- _What to work on_: Without the pictures, return all of the material exactly as written.

- _Data supplied_:
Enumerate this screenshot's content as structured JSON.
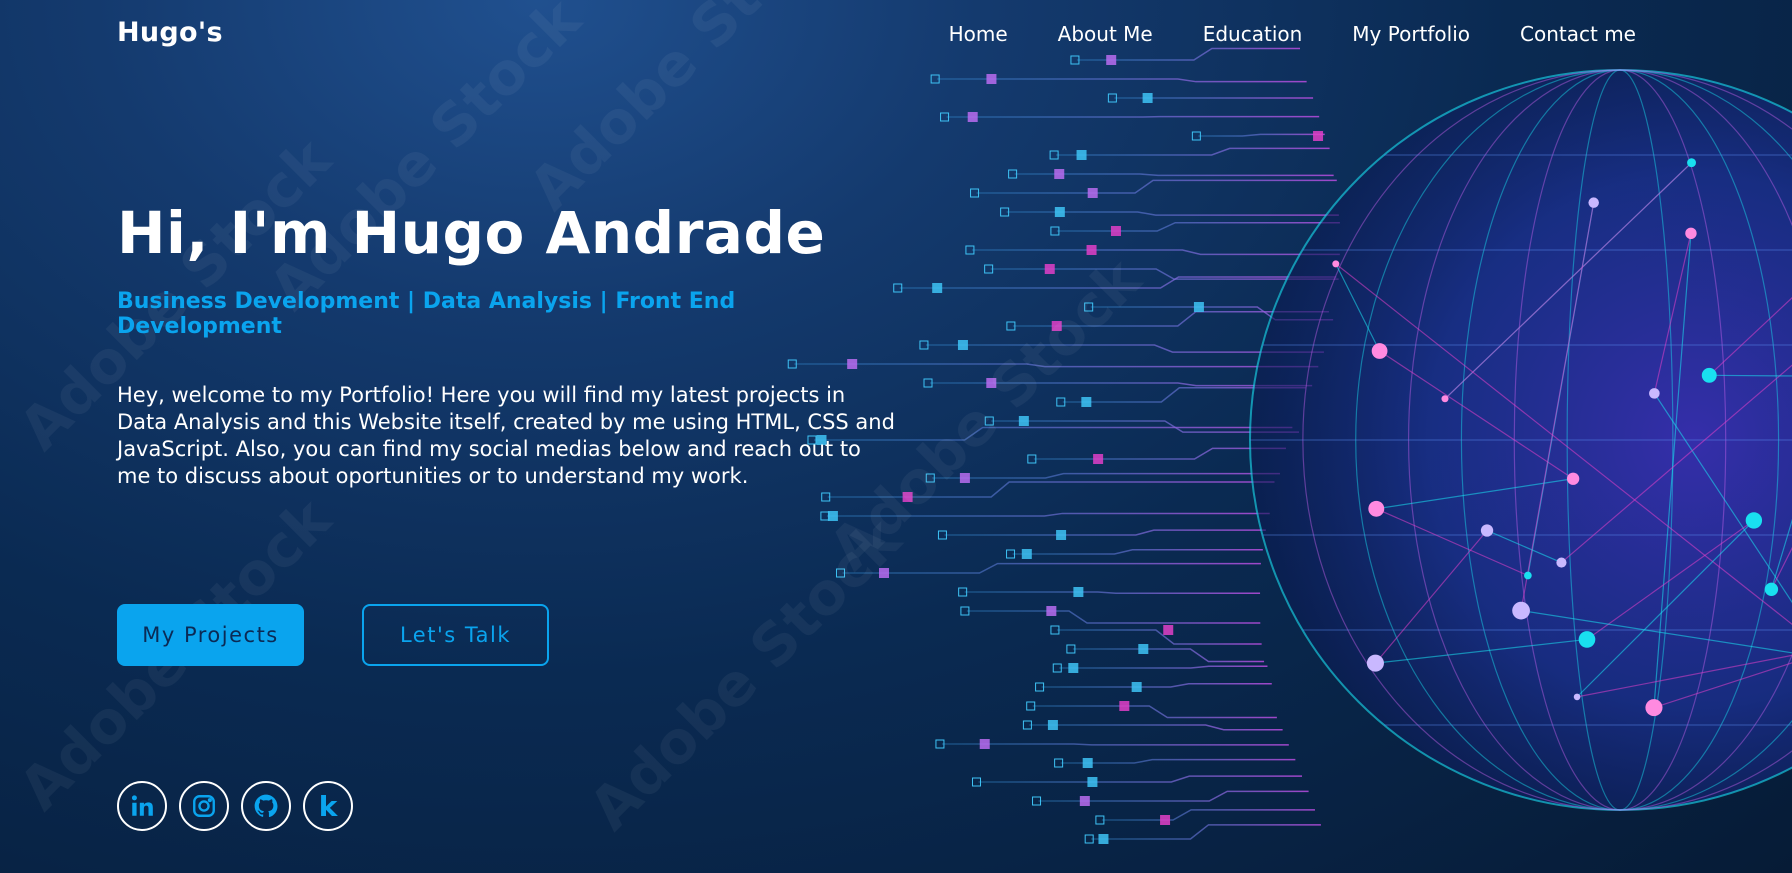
{
  "header": {
    "logo": "Hugo's",
    "nav": [
      {
        "label": "Home"
      },
      {
        "label": "About Me"
      },
      {
        "label": "Education"
      },
      {
        "label": "My Portfolio"
      },
      {
        "label": "Contact me"
      }
    ]
  },
  "hero": {
    "title": "Hi, I'm Hugo Andrade",
    "subtitle": "Business Development | Data Analysis | Front End Development",
    "intro": "Hey, welcome to my Portfolio! Here you will find my latest projects in Data Analysis and this Website itself, created by me using HTML, CSS and JavaScript. Also, you can find my social medias below and reach out to me to discuss about oportunities or to understand my work."
  },
  "buttons": {
    "primary_label": "My Projects",
    "secondary_label": "Let's Talk"
  },
  "socials": [
    {
      "icon": "linkedin-icon"
    },
    {
      "icon": "instagram-icon"
    },
    {
      "icon": "github-icon"
    },
    {
      "icon": "kaggle-icon",
      "glyph": "k"
    }
  ],
  "watermark": "Adobe Stock",
  "colors": {
    "accent": "#0aa4ee",
    "background": "#0a2a52",
    "text": "#ffffff",
    "globe_cyan": "#19e0f0",
    "globe_pink": "#e040c8"
  }
}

- _Written answer_:
Enumerate this screenshot's content as structured JSON.
{
  "header": {
    "logo": "Hugo's",
    "nav": [
      {
        "label": "Home"
      },
      {
        "label": "About Me"
      },
      {
        "label": "Education"
      },
      {
        "label": "My Portfolio"
      },
      {
        "label": "Contact me"
      }
    ]
  },
  "hero": {
    "title": "Hi, I'm Hugo Andrade",
    "subtitle": "Business Development | Data Analysis | Front End Development",
    "intro": "Hey, welcome to my Portfolio! Here you will find my latest projects in Data Analysis and this Website itself, created by me using HTML, CSS and JavaScript. Also, you can find my social medias below and reach out to me to discuss about oportunities or to understand my work."
  },
  "buttons": {
    "primary_label": "My Projects",
    "secondary_label": "Let's Talk"
  },
  "socials": [
    {
      "icon": "linkedin-icon"
    },
    {
      "icon": "instagram-icon"
    },
    {
      "icon": "github-icon"
    },
    {
      "icon": "kaggle-icon",
      "glyph": "k"
    }
  ],
  "watermark": "Adobe Stock",
  "colors": {
    "accent": "#0aa4ee",
    "background": "#0a2a52",
    "text": "#ffffff",
    "globe_cyan": "#19e0f0",
    "globe_pink": "#e040c8"
  }
}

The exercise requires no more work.